#### STATED EXERCISE
Check each line of the records below and collect those that include the word "Share".
>>>>
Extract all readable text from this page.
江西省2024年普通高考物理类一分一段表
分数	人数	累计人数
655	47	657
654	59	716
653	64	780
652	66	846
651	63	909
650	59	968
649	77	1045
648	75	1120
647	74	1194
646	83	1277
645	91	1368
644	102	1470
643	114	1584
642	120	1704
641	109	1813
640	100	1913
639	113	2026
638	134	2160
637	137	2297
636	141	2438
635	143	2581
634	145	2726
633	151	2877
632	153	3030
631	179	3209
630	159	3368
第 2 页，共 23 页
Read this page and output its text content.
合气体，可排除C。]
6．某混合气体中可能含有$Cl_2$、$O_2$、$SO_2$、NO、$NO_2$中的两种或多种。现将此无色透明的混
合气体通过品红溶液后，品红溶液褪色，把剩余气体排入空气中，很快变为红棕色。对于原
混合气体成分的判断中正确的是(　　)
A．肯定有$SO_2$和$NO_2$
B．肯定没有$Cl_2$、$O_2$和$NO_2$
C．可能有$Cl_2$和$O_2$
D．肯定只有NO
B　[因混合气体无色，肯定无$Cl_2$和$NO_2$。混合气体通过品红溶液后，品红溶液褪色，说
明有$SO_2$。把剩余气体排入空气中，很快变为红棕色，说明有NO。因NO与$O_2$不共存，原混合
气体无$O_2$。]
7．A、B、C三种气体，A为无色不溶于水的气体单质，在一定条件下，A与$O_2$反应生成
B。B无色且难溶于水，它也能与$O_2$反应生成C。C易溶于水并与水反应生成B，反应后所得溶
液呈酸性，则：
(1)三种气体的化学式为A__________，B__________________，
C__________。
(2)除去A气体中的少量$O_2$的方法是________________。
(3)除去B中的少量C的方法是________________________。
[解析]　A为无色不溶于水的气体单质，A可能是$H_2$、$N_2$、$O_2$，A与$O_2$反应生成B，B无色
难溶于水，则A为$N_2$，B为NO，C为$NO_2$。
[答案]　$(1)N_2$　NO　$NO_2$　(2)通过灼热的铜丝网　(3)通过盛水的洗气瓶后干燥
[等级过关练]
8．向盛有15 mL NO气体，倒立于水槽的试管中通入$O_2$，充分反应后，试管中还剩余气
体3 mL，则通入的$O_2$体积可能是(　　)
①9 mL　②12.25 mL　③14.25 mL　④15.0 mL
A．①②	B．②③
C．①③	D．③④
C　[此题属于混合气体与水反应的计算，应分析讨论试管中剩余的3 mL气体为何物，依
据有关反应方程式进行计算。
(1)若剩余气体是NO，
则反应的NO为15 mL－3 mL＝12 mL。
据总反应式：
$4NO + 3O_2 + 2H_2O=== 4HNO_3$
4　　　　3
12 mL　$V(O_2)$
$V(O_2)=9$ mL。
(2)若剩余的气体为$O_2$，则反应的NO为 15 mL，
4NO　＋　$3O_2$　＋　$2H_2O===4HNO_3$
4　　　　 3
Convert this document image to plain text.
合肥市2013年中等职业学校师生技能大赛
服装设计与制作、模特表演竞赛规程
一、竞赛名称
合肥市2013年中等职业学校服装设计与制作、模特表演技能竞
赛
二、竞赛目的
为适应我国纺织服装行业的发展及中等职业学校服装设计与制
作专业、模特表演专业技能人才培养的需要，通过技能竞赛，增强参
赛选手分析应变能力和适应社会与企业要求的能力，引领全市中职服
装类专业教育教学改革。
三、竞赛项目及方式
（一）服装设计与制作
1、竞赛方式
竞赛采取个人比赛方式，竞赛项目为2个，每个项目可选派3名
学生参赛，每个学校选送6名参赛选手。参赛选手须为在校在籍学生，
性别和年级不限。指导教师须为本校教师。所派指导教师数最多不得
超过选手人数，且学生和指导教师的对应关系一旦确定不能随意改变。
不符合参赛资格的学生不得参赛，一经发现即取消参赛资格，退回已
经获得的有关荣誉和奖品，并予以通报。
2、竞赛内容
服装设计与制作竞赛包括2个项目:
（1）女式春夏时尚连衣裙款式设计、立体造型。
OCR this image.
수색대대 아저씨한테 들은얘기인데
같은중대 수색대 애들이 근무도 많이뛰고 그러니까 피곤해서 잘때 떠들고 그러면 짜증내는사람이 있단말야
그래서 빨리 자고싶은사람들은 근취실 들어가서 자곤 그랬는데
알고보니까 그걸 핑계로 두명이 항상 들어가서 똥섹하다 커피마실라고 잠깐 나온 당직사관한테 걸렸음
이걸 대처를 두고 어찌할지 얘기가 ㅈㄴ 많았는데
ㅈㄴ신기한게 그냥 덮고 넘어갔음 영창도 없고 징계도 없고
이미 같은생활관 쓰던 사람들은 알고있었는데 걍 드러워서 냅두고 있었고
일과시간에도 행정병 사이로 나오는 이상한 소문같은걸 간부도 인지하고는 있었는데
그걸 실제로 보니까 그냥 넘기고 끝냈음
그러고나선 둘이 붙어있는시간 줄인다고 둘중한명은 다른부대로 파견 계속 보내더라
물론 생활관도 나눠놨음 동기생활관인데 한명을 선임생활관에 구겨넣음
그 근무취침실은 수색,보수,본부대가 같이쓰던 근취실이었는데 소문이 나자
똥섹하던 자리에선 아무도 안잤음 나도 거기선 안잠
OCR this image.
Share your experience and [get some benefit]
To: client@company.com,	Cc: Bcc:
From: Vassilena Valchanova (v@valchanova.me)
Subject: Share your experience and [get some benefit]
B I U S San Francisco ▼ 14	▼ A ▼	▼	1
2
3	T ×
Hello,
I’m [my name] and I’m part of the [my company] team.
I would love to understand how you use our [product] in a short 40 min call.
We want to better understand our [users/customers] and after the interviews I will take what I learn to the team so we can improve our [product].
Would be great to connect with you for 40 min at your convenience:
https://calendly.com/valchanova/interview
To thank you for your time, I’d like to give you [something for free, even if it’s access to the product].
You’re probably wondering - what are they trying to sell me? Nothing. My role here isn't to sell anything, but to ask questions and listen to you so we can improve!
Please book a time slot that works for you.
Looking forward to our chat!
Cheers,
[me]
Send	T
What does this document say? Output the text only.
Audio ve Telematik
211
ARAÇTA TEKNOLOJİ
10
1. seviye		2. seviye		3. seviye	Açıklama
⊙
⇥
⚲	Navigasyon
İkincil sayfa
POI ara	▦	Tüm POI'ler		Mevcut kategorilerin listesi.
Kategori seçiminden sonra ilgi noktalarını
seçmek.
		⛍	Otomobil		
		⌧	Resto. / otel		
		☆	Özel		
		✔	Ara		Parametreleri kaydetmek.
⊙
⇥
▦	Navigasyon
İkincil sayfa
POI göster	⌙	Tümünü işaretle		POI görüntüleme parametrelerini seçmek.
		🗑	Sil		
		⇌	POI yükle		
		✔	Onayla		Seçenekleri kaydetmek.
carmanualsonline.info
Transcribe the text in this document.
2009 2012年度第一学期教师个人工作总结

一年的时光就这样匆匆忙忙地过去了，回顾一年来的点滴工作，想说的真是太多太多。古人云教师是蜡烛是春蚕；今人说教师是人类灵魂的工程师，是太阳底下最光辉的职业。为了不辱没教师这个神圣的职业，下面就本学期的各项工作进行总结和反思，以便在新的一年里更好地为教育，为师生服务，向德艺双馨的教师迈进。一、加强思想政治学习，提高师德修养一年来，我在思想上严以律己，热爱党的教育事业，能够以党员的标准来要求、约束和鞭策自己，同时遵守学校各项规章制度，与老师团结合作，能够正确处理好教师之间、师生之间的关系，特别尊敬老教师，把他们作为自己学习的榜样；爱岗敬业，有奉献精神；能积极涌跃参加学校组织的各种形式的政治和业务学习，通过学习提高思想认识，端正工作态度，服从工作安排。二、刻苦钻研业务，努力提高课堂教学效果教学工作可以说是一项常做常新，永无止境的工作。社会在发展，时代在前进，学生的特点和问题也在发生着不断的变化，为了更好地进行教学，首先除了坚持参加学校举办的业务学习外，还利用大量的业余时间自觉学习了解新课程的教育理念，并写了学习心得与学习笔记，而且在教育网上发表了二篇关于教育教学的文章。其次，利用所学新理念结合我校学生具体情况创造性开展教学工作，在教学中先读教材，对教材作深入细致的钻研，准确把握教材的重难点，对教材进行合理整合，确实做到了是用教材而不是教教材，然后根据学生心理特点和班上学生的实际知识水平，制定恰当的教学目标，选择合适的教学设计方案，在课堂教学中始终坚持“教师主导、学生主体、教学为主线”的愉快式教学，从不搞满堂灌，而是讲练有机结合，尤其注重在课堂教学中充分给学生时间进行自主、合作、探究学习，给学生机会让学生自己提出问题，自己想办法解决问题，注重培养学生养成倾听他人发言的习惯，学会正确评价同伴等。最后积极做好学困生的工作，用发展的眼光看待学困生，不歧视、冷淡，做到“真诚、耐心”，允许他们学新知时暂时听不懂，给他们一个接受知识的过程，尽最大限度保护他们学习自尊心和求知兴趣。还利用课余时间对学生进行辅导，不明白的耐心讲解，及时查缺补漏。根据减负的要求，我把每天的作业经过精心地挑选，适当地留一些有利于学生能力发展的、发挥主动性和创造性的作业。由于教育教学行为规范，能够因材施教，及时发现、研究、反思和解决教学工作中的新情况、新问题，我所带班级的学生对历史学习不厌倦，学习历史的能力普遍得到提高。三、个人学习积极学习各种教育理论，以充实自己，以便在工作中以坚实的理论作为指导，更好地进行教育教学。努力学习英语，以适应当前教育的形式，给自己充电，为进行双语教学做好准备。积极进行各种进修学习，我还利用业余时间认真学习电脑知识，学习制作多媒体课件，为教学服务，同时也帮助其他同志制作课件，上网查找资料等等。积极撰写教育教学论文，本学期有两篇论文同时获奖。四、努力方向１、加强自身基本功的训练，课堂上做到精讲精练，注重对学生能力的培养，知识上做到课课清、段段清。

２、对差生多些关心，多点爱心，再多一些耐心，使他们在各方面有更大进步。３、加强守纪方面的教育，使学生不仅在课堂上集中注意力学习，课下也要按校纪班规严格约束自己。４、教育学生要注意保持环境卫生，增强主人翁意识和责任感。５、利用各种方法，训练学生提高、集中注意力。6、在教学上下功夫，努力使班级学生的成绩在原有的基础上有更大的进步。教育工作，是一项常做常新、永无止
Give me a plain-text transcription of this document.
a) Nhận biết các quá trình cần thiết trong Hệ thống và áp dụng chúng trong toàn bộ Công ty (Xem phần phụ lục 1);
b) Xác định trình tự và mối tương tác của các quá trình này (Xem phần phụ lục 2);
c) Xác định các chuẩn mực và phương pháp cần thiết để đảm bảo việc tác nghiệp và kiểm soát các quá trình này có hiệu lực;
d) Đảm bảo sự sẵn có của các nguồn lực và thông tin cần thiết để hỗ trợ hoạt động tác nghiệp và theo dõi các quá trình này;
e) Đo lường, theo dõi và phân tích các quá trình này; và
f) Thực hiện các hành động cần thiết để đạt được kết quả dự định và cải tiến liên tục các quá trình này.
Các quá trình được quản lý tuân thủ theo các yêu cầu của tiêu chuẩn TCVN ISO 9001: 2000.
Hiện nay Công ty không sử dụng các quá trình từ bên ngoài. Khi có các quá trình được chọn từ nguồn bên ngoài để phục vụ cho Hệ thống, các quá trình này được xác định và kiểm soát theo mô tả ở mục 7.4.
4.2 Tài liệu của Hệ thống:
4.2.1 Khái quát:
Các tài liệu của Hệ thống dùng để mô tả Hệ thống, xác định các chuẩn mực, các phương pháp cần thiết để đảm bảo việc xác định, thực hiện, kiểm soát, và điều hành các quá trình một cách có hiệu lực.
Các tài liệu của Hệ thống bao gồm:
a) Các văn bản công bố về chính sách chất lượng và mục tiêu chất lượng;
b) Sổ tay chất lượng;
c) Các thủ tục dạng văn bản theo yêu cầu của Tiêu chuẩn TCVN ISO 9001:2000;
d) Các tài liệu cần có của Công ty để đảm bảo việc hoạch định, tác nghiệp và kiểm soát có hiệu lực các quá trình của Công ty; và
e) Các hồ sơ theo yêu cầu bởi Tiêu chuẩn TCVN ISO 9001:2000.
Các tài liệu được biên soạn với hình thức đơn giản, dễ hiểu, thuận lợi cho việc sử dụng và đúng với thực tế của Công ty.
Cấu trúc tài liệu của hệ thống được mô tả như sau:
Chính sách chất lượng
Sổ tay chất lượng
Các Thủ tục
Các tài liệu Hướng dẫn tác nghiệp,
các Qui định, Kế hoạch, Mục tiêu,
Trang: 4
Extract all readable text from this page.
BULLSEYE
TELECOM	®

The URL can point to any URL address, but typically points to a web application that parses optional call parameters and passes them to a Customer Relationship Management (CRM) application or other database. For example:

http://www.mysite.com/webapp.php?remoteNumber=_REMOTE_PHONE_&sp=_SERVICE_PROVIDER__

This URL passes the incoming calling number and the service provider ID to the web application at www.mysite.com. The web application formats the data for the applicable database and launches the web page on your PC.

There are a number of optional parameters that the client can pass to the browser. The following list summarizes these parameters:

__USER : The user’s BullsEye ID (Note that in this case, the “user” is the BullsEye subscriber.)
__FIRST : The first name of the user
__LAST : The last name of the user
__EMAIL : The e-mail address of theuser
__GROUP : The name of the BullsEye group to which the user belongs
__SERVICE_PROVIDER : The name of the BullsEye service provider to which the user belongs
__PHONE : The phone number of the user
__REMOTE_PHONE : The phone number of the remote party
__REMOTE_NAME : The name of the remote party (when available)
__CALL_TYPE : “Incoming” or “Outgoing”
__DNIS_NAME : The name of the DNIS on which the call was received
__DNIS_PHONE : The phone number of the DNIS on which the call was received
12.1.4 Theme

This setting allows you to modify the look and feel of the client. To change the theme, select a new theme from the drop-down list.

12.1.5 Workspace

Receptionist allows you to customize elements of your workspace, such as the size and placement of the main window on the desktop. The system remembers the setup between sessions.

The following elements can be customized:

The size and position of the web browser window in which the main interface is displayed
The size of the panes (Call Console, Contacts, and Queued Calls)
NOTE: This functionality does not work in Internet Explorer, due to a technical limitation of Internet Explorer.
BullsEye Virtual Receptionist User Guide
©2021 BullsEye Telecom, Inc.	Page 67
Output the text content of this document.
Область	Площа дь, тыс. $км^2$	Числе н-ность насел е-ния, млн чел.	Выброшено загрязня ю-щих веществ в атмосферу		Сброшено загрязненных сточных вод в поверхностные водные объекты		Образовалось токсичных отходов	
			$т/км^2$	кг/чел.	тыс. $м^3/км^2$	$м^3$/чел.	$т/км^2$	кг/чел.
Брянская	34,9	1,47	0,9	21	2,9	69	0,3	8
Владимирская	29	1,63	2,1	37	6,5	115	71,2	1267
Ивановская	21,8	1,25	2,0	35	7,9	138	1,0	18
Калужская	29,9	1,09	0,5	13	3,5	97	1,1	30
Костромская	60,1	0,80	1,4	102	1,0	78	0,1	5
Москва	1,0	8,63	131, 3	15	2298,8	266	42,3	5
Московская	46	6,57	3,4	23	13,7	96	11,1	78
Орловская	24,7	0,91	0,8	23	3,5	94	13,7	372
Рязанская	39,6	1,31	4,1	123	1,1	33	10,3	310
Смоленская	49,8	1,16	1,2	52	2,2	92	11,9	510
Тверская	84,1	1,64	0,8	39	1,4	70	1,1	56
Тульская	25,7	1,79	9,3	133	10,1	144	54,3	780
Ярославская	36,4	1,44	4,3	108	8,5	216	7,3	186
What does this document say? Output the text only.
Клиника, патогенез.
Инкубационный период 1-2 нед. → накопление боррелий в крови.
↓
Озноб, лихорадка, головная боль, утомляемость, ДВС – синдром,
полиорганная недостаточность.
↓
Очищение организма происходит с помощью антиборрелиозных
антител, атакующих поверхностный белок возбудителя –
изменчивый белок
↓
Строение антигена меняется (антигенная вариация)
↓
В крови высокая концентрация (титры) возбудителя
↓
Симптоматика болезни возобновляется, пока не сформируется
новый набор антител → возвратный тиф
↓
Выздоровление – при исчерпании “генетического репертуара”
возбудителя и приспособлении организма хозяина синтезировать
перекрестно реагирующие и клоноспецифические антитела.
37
<<<<
#### FINISHED EXERCISE
Share your experience and [get some benefit]
Subject: Share your experience and [get some benefit]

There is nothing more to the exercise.